* PROBLEM TO WORK ON:
Type out every line below exactly as it reads.

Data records
_____

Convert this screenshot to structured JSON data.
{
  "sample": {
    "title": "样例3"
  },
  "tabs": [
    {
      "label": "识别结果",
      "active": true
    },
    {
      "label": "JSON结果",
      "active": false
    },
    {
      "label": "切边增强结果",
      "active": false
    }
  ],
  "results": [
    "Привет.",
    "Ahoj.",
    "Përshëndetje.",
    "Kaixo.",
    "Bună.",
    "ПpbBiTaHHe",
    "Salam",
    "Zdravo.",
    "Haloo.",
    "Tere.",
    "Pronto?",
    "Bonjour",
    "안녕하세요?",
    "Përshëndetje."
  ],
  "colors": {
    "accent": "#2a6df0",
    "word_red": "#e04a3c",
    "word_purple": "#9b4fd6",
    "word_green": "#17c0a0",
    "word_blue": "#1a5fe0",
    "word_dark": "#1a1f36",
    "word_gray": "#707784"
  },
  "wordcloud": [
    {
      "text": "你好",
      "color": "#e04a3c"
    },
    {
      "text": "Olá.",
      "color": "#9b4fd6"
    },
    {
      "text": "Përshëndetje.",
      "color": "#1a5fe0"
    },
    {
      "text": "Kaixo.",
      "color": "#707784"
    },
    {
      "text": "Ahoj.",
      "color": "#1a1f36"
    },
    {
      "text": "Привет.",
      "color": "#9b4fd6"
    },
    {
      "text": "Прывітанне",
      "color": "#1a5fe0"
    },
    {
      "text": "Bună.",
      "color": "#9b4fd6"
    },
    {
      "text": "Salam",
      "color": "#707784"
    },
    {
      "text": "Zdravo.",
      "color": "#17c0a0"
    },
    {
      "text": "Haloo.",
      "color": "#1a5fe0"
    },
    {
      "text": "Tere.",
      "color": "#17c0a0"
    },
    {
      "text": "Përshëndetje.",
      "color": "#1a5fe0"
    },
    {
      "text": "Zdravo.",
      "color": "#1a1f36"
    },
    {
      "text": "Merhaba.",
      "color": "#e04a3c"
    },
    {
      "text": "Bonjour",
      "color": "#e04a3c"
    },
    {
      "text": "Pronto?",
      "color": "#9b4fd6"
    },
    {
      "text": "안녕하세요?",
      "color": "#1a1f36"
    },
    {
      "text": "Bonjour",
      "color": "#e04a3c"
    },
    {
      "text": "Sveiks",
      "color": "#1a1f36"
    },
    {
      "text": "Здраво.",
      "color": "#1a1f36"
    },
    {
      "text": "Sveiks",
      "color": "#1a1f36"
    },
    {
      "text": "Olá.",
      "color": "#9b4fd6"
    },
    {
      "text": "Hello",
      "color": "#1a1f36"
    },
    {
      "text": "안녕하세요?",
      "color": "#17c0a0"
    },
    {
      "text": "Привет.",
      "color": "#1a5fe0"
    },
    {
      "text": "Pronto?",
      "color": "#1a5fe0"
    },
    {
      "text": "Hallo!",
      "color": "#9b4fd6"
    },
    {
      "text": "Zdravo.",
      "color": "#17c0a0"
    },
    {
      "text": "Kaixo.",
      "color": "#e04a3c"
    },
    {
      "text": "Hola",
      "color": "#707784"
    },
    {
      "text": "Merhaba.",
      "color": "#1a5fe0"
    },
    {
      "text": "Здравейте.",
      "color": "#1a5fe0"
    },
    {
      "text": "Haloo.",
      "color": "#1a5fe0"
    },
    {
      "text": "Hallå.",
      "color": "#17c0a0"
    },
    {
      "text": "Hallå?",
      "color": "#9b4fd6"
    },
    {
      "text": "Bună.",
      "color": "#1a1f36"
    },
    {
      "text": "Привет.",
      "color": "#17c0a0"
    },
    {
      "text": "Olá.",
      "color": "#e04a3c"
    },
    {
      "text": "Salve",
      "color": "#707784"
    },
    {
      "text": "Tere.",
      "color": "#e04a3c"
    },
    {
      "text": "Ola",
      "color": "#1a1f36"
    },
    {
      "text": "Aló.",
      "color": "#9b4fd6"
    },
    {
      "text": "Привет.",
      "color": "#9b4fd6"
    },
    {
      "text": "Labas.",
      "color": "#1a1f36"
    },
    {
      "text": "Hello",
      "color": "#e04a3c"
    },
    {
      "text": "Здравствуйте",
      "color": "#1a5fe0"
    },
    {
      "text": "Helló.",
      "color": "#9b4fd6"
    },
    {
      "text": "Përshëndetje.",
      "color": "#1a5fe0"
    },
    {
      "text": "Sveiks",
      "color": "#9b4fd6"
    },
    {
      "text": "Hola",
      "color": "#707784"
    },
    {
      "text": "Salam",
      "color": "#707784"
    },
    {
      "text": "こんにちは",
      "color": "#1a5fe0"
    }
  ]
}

_____

* EXERCISE RESPONSE:
Convert this screenshot to structured JSON data.
{
  "sample": {
    "title": "样例3"
  },
  "tabs": [
    {
      "label": "识别结果",
      "active": true
    },
    {
      "label": "JSON结果",
      "active": false
    },
    {
      "label": "切边增强结果",
      "active": false
    }
  ],
  "results": [
    "Привет.",
    "Ahoj.",
    "Përshëndetje.",
    "Kaixo.",
    "Bună.",
    "ПpbBiTaHHe",
    "Salam",
    "Zdravo.",
    "Haloo.",
    "Tere.",
    "Pronto?",
    "Bonjour",
    "안녕하세요?",
    "Përshëndetje."
  ],
  "colors": {
    "accent": "#2a6df0",
    "word_red": "#e04a3c",
    "word_purple": "#9b4fd6",
    "word_green": "#17c0a0",
    "word_blue": "#1a5fe0",
    "word_dark": "#1a1f36",
    "word_gray": "#707784"
  },
  "wordcloud": [
    {
      "text": "你好",
      "color": "#e04a3c"
    },
    {
      "text": "Olá.",
      "color": "#9b4fd6"
    },
    {
      "text": "Përshëndetje.",
      "color": "#1a5fe0"
    },
    {
      "text": "Kaixo.",
      "color": "#707784"
    },
    {
      "text": "Ahoj.",
      "color": "#1a1f36"
    },
    {
      "text": "Привет.",
      "color": "#9b4fd6"
    },
    {
      "text": "Прывітанне",
      "color": "#1a5fe0"
    },
    {
      "text": "Bună.",
      "color": "#9b4fd6"
    },
    {
      "text": "Salam",
      "color": "#707784"
    },
    {
      "text": "Zdravo.",
      "color": "#17c0a0"
    },
    {
      "text": "Haloo.",
      "color": "#1a5fe0"
    },
    {
      "text": "Tere.",
      "color": "#17c0a0"
    },
    {
      "text": "Përshëndetje.",
      "color": "#1a5fe0"
    },
    {
      "text": "Zdravo.",
      "color": "#1a1f36"
    },
    {
      "text": "Merhaba.",
      "color": "#e04a3c"
    },
    {
      "text": "Bonjour",
      "color": "#e04a3c"
    },
    {
      "text": "Pronto?",
      "color": "#9b4fd6"
    },
    {
      "text": "안녕하세요?",
      "color": "#1a1f36"
    },
    {
      "text": "Bonjour",
      "color": "#e04a3c"
    },
    {
      "text": "Sveiks",
      "color": "#1a1f36"
    },
    {
      "text": "Здраво.",
      "color": "#1a1f36"
    },
    {
      "text": "Sveiks",
      "color": "#1a1f36"
    },
    {
      "text": "Olá.",
      "color": "#9b4fd6"
    },
    {
      "text": "Hello",
      "color": "#1a1f36"
    },
    {
      "text": "안녕하세요?",
      "color": "#17c0a0"
    },
    {
      "text": "Привет.",
      "color": "#1a5fe0"
    },
    {
      "text": "Pronto?",
      "color": "#1a5fe0"
    },
    {
      "text": "Hallo!",
      "color": "#9b4fd6"
    },
    {
      "text": "Zdravo.",
      "color": "#17c0a0"
    },
    {
      "text": "Kaixo.",
      "color": "#e04a3c"
    },
    {
      "text": "Hola",
      "color": "#707784"
    },
    {
      "text": "Merhaba.",
      "color": "#1a5fe0"
    },
    {
      "text": "Здравейте.",
      "color": "#1a5fe0"
    },
    {
      "text": "Haloo.",
      "color": "#1a5fe0"
    },
    {
      "text": "Hallå.",
      "color": "#17c0a0"
    },
    {
      "text": "Hallå?",
      "color": "#9b4fd6"
    },
    {
      "text": "Bună.",
      "color": "#1a1f36"
    },
    {
      "text": "Привет.",
      "color": "#17c0a0"
    },
    {
      "text": "Olá.",
      "color": "#e04a3c"
    },
    {
      "text": "Salve",
      "color": "#707784"
    },
    {
      "text": "Tere.",
      "color": "#e04a3c"
    },
    {
      "text": "Ola",
      "color": "#1a1f36"
    },
    {
      "text": "Aló.",
      "color": "#9b4fd6"
    },
    {
      "text": "Привет.",
      "color": "#9b4fd6"
    },
    {
      "text": "Labas.",
      "color": "#1a1f36"
    },
    {
      "text": "Hello",
      "color": "#e04a3c"
    },
    {
      "text": "Здравствуйте",
      "color": "#1a5fe0"
    },
    {
      "text": "Helló.",
      "color": "#9b4fd6"
    },
    {
      "text": "Përshëndetje.",
      "color": "#1a5fe0"
    },
    {
      "text": "Sveiks",
      "color": "#9b4fd6"
    },
    {
      "text": "Hola",
      "color": "#707784"
    },
    {
      "text": "Salam",
      "color": "#707784"
    },
    {
      "text": "こんにちは",
      "color": "#1a5fe0"
    }
  ]
}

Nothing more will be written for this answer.